**PROBLEM STATEMENT:** Transcribe the records below in full; pictures stay out of the copy.
[INFORMATION PROVIDED start]
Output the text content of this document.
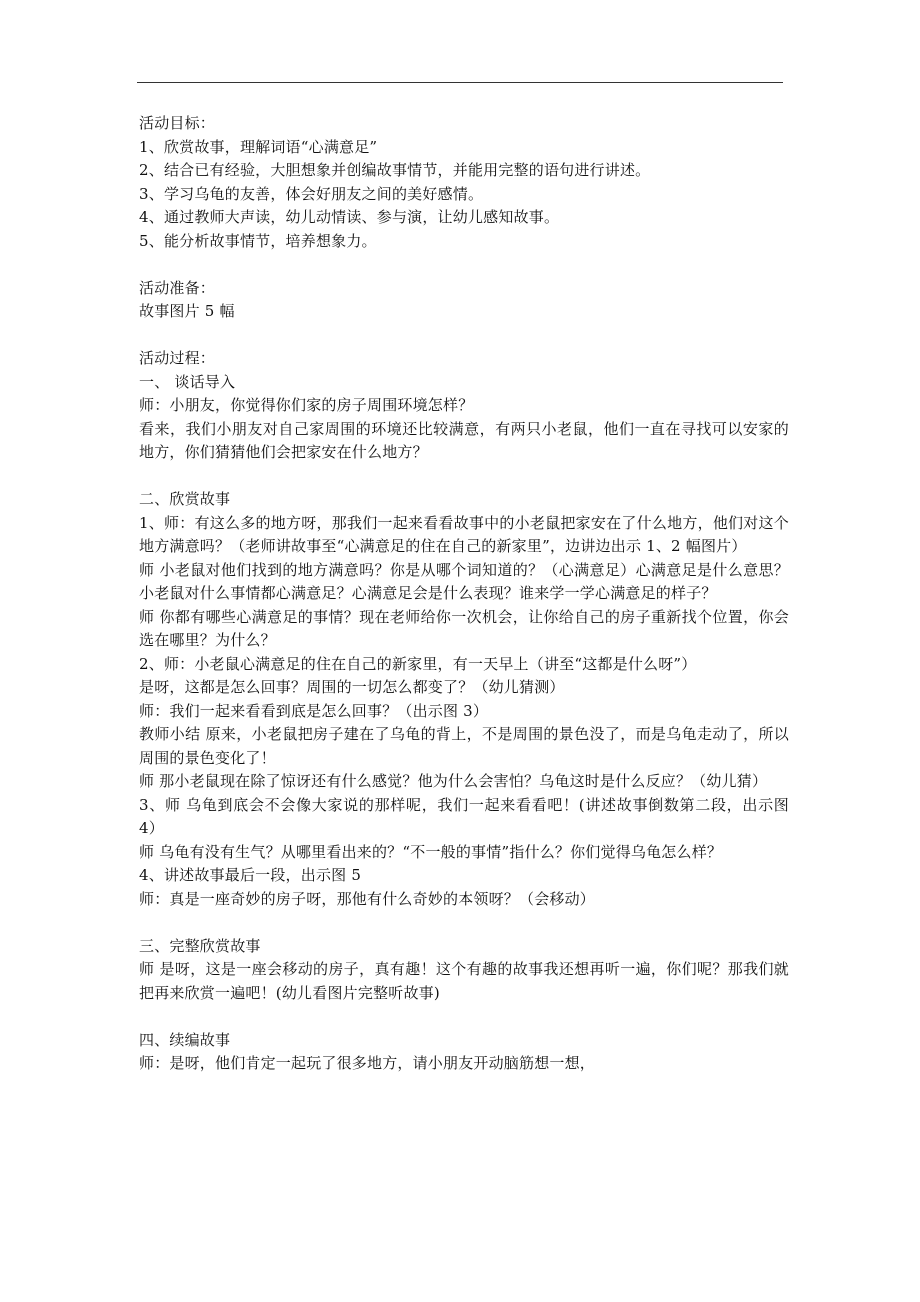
活动目标：

1、欣赏故事，理解词语“心满意足”

2、结合已有经验，大胆想象并创编故事情节，并能用完整的语句进行讲述。

3、学习乌龟的友善，体会好朋友之间的美好感情。

4、通过教师大声读，幼儿动情读、参与演，让幼儿感知故事。

5、能分析故事情节，培养想象力。

活动准备：

故事图片 5 幅

活动过程：

一、 谈话导入

师：小朋友，你觉得你们家的房子周围环境怎样？

看来，我们小朋友对自己家周围的环境还比较满意，有两只小老鼠，他们一直在寻找可以安家的地方，你们猜猜他们会把家安在什么地方？

二、欣赏故事

1、师：有这么多的地方呀，那我们一起来看看故事中的小老鼠把家安在了什么地方，他们对这个地方满意吗？（老师讲故事至“心满意足的住在自己的新家里”，边讲边出示 1、2 幅图片）

师 小老鼠对他们找到的地方满意吗？你是从哪个词知道的？（心满意足）心满意足是什么意思？小老鼠对什么事情都心满意足？心满意足会是什么表现？谁来学一学心满意足的样子？

师 你都有哪些心满意足的事情？现在老师给你一次机会，让你给自己的房子重新找个位置，你会选在哪里？为什么？

2、师：小老鼠心满意足的住在自己的新家里，有一天早上（讲至“这都是什么呀”）

是呀，这都是怎么回事？周围的一切怎么都变了？（幼儿猜测）

师：我们一起来看看到底是怎么回事？（出示图 3）

教师小结 原来，小老鼠把房子建在了乌龟的背上，不是周围的景色没了，而是乌龟走动了，所以周围的景色变化了！

师 那小老鼠现在除了惊讶还有什么感觉？他为什么会害怕？乌龟这时是什么反应？（幼儿猜）

3、师 乌龟到底会不会像大家说的那样呢，我们一起来看看吧！(讲述故事倒数第二段，出示图 4）

师 乌龟有没有生气？从哪里看出来的？“不一般的事情”指什么？你们觉得乌龟怎么样？

4、讲述故事最后一段，出示图 5

师：真是一座奇妙的房子呀，那他有什么奇妙的本领呀？（会移动）

三、完整欣赏故事

师 是呀，这是一座会移动的房子，真有趣！这个有趣的故事我还想再听一遍，你们呢？那我们就把再来欣赏一遍吧！(幼儿看图片完整听故事)

四、续编故事

师：是呀，他们肯定一起玩了很多地方，请小朋友开动脑筋想一想，
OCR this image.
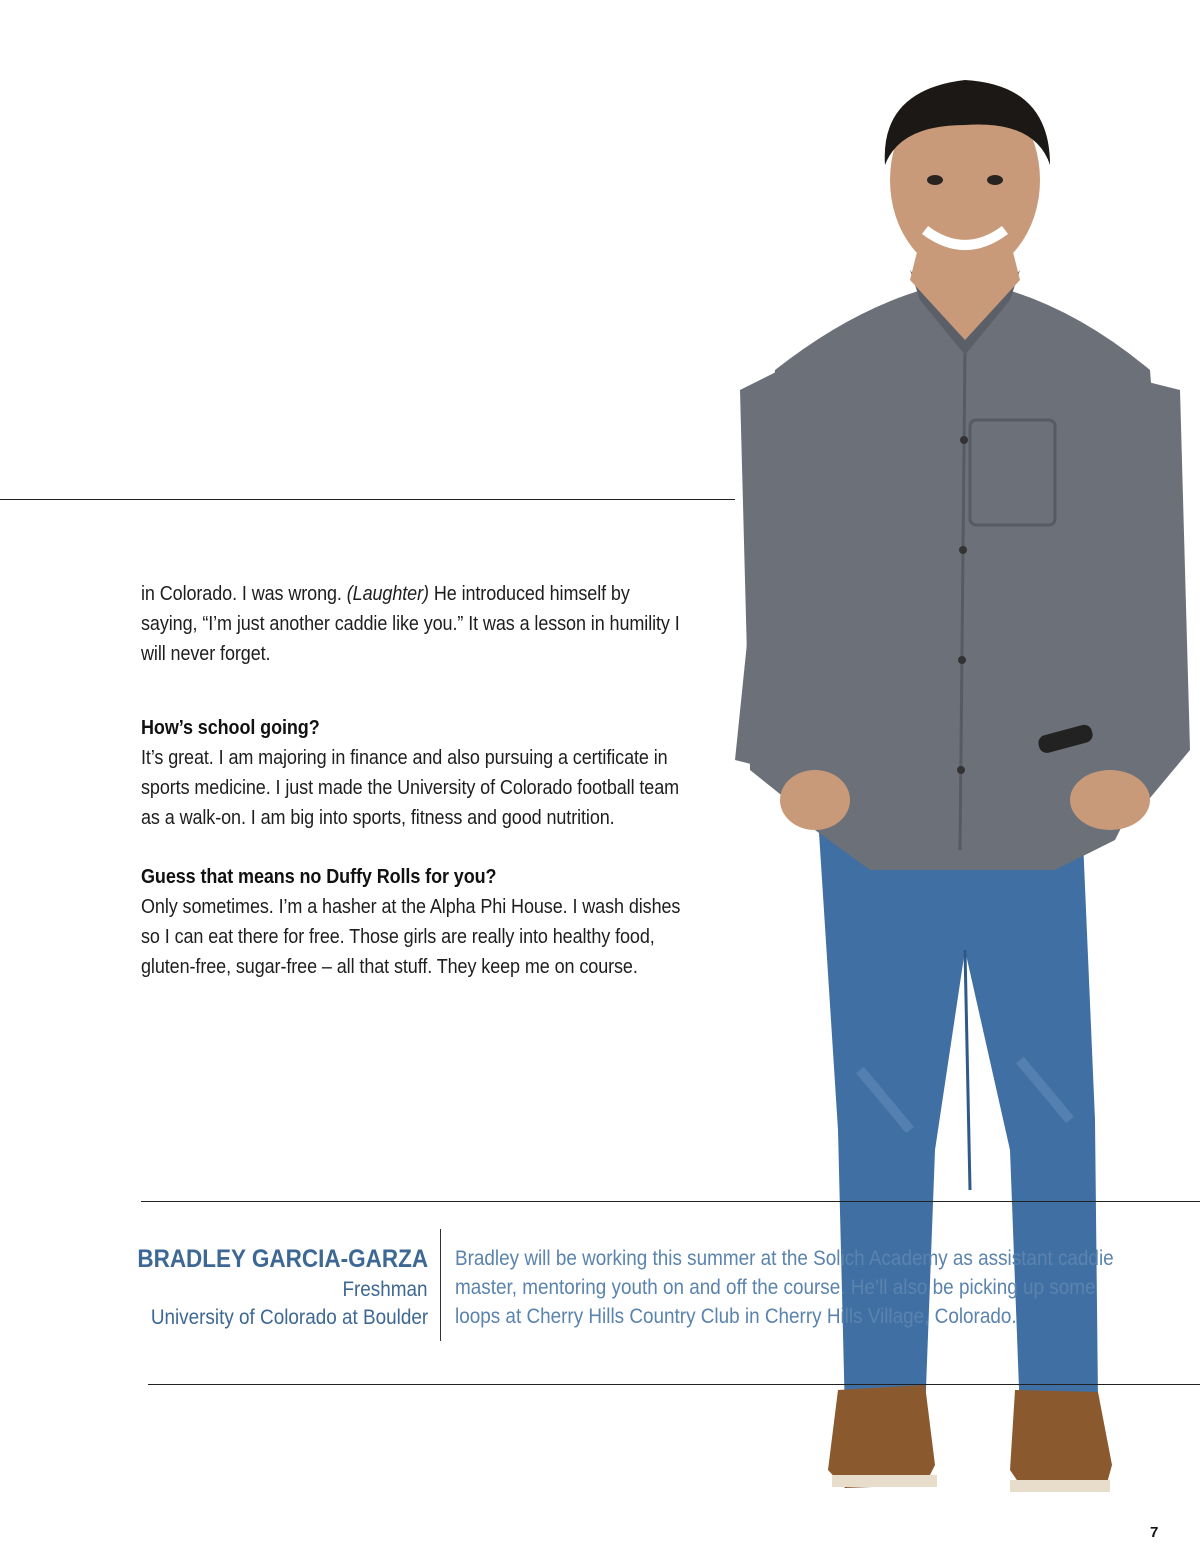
in Colorado. I was wrong. (Laughter) He introduced himself by saying, “I’m just another caddie like you.” It was a lesson in humility I will never forget.

How’s school going?

It’s great. I am majoring in finance and also pursuing a certificate in sports medicine. I just made the University of Colorado football team as a walk-on. I am big into sports, fitness and good nutrition.

Guess that means no Duffy Rolls for you?

Only sometimes. I’m a hasher at the Alpha Phi House. I wash dishes so I can eat there for free. Those girls are really into healthy food, gluten-free, sugar-free – all that stuff. They keep me on course.

BRADLEY GARCIA-GARZA
Freshman
University of Colorado at Boulder
Bradley will be working this summer at the Solich Academy as assistant caddie master, mentoring youth on and off the course. He’ll also be picking up some loops at Cherry Hills Country Club in Cherry Hills Village, Colorado.
7
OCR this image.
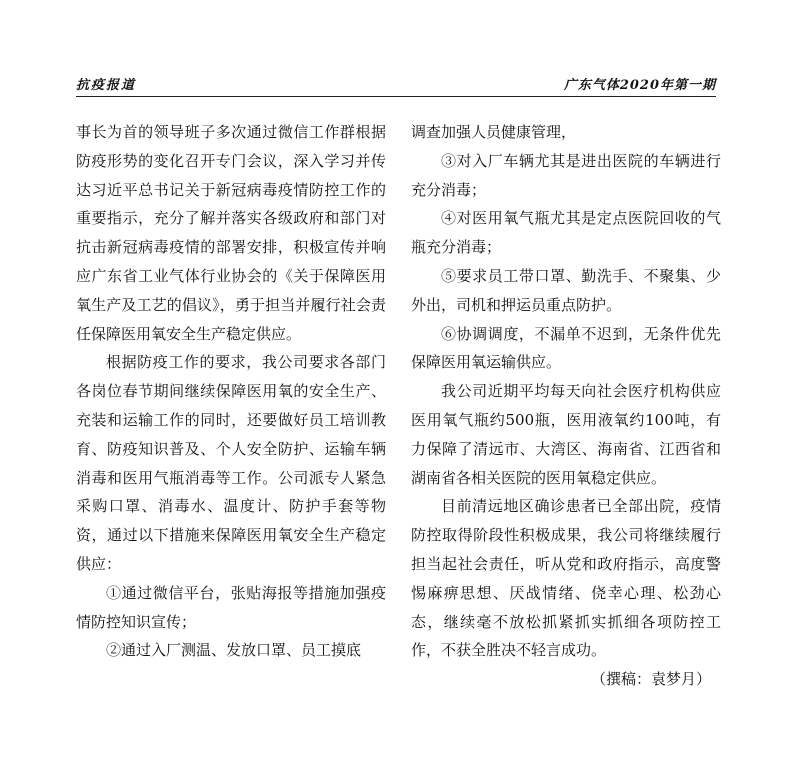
抗疫报道	广东气体2020年第一期

事长为首的领导班子多次通过微信工作群根据防疫形势的变化召开专门会议，深入学习并传达习近平总书记关于新冠病毒疫情防控工作的重要指示，充分了解并落实各级政府和部门对抗击新冠病毒疫情的部署安排，积极宣传并响应广东省工业气体行业协会的《关于保障医用氧生产及工艺的倡议》，勇于担当并履行社会责任保障医用氧安全生产稳定供应。

根据防疫工作的要求，我公司要求各部门各岗位春节期间继续保障医用氧的安全生产、充装和运输工作的同时，还要做好员工培训教育、防疫知识普及、个人安全防护、运输车辆消毒和医用气瓶消毒等工作。公司派专人紧急采购口罩、消毒水、温度计、防护手套等物资，通过以下措施来保障医用氧安全生产稳定供应：

①通过微信平台，张贴海报等措施加强疫情防控知识宣传；

②通过入厂测温、发放口罩、员工摸底

调查加强人员健康管理，

③对入厂车辆尤其是进出医院的车辆进行充分消毒；

④对医用氧气瓶尤其是定点医院回收的气瓶充分消毒；

⑤要求员工带口罩、勤洗手、不聚集、少外出，司机和押运员重点防护。

⑥协调调度，不漏单不迟到，无条件优先保障医用氧运输供应。

我公司近期平均每天向社会医疗机构供应医用氧气瓶约500瓶，医用液氧约100吨，有力保障了清远市、大湾区、海南省、江西省和湖南省各相关医院的医用氧稳定供应。

目前清远地区确诊患者已全部出院，疫情防控取得阶段性积极成果，我公司将继续履行担当起社会责任，听从党和政府指示，高度警惕麻痹思想、厌战情绪、侥幸心理、松劲心态，继续毫不放松抓紧抓实抓细各项防控工作，不获全胜决不轻言成功。

（撰稿：袁梦月）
[INFORMATION PROVIDED end]
**RESULT OF THE TASK:**
Output the text content of this document.
活动目标：

1、欣赏故事，理解词语“心满意足”

2、结合已有经验，大胆想象并创编故事情节，并能用完整的语句进行讲述。

3、学习乌龟的友善，体会好朋友之间的美好感情。

4、通过教师大声读，幼儿动情读、参与演，让幼儿感知故事。

5、能分析故事情节，培养想象力。

活动准备：

故事图片 5 幅

活动过程：

一、 谈话导入

师：小朋友，你觉得你们家的房子周围环境怎样？

看来，我们小朋友对自己家周围的环境还比较满意，有两只小老鼠，他们一直在寻找可以安家的地方，你们猜猜他们会把家安在什么地方？

二、欣赏故事

1、师：有这么多的地方呀，那我们一起来看看故事中的小老鼠把家安在了什么地方，他们对这个地方满意吗？（老师讲故事至“心满意足的住在自己的新家里”，边讲边出示 1、2 幅图片）

师 小老鼠对他们找到的地方满意吗？你是从哪个词知道的？（心满意足）心满意足是什么意思？小老鼠对什么事情都心满意足？心满意足会是什么表现？谁来学一学心满意足的样子？

师 你都有哪些心满意足的事情？现在老师给你一次机会，让你给自己的房子重新找个位置，你会选在哪里？为什么？

2、师：小老鼠心满意足的住在自己的新家里，有一天早上（讲至“这都是什么呀”）

是呀，这都是怎么回事？周围的一切怎么都变了？（幼儿猜测）

师：我们一起来看看到底是怎么回事？（出示图 3）

教师小结 原来，小老鼠把房子建在了乌龟的背上，不是周围的景色没了，而是乌龟走动了，所以周围的景色变化了！

师 那小老鼠现在除了惊讶还有什么感觉？他为什么会害怕？乌龟这时是什么反应？（幼儿猜）

3、师 乌龟到底会不会像大家说的那样呢，我们一起来看看吧！(讲述故事倒数第二段，出示图 4）

师 乌龟有没有生气？从哪里看出来的？“不一般的事情”指什么？你们觉得乌龟怎么样？

4、讲述故事最后一段，出示图 5

师：真是一座奇妙的房子呀，那他有什么奇妙的本领呀？（会移动）

三、完整欣赏故事

师 是呀，这是一座会移动的房子，真有趣！这个有趣的故事我还想再听一遍，你们呢？那我们就把再来欣赏一遍吧！(幼儿看图片完整听故事)

四、续编故事

师：是呀，他们肯定一起玩了很多地方，请小朋友开动脑筋想一想，
OCR this image.
in Colorado. I was wrong. (Laughter) He introduced himself by saying, “I’m just another caddie like you.” It was a lesson in humility I will never forget.

How’s school going?

It’s great. I am majoring in finance and also pursuing a certificate in sports medicine. I just made the University of Colorado football team as a walk-on. I am big into sports, fitness and good nutrition.

Guess that means no Duffy Rolls for you?

Only sometimes. I’m a hasher at the Alpha Phi House. I wash dishes so I can eat there for free. Those girls are really into healthy food, gluten-free, sugar-free – all that stuff. They keep me on course.

BRADLEY GARCIA-GARZA
Freshman
University of Colorado at Boulder
Bradley will be working this summer at the Solich Academy as assistant caddie master, mentoring youth on and off the course. He’ll also be picking up some loops at Cherry Hills Country Club in Cherry Hills Village, Colorado.
7
OCR this image.
抗疫报道	广东气体2020年第一期

事长为首的领导班子多次通过微信工作群根据防疫形势的变化召开专门会议，深入学习并传达习近平总书记关于新冠病毒疫情防控工作的重要指示，充分了解并落实各级政府和部门对抗击新冠病毒疫情的部署安排，积极宣传并响应广东省工业气体行业协会的《关于保障医用氧生产及工艺的倡议》，勇于担当并履行社会责任保障医用氧安全生产稳定供应。

根据防疫工作的要求，我公司要求各部门各岗位春节期间继续保障医用氧的安全生产、充装和运输工作的同时，还要做好员工培训教育、防疫知识普及、个人安全防护、运输车辆消毒和医用气瓶消毒等工作。公司派专人紧急采购口罩、消毒水、温度计、防护手套等物资，通过以下措施来保障医用氧安全生产稳定供应：

①通过微信平台，张贴海报等措施加强疫情防控知识宣传；

②通过入厂测温、发放口罩、员工摸底

调查加强人员健康管理，

③对入厂车辆尤其是进出医院的车辆进行充分消毒；

④对医用氧气瓶尤其是定点医院回收的气瓶充分消毒；

⑤要求员工带口罩、勤洗手、不聚集、少外出，司机和押运员重点防护。

⑥协调调度，不漏单不迟到，无条件优先保障医用氧运输供应。

我公司近期平均每天向社会医疗机构供应医用氧气瓶约500瓶，医用液氧约100吨，有力保障了清远市、大湾区、海南省、江西省和湖南省各相关医院的医用氧稳定供应。

目前清远地区确诊患者已全部出院，疫情防控取得阶段性积极成果，我公司将继续履行担当起社会责任，听从党和政府指示，高度警惕麻痹思想、厌战情绪、侥幸心理、松劲心态，继续毫不放松抓紧抓实抓细各项防控工作，不获全胜决不轻言成功。

（撰稿：袁梦月）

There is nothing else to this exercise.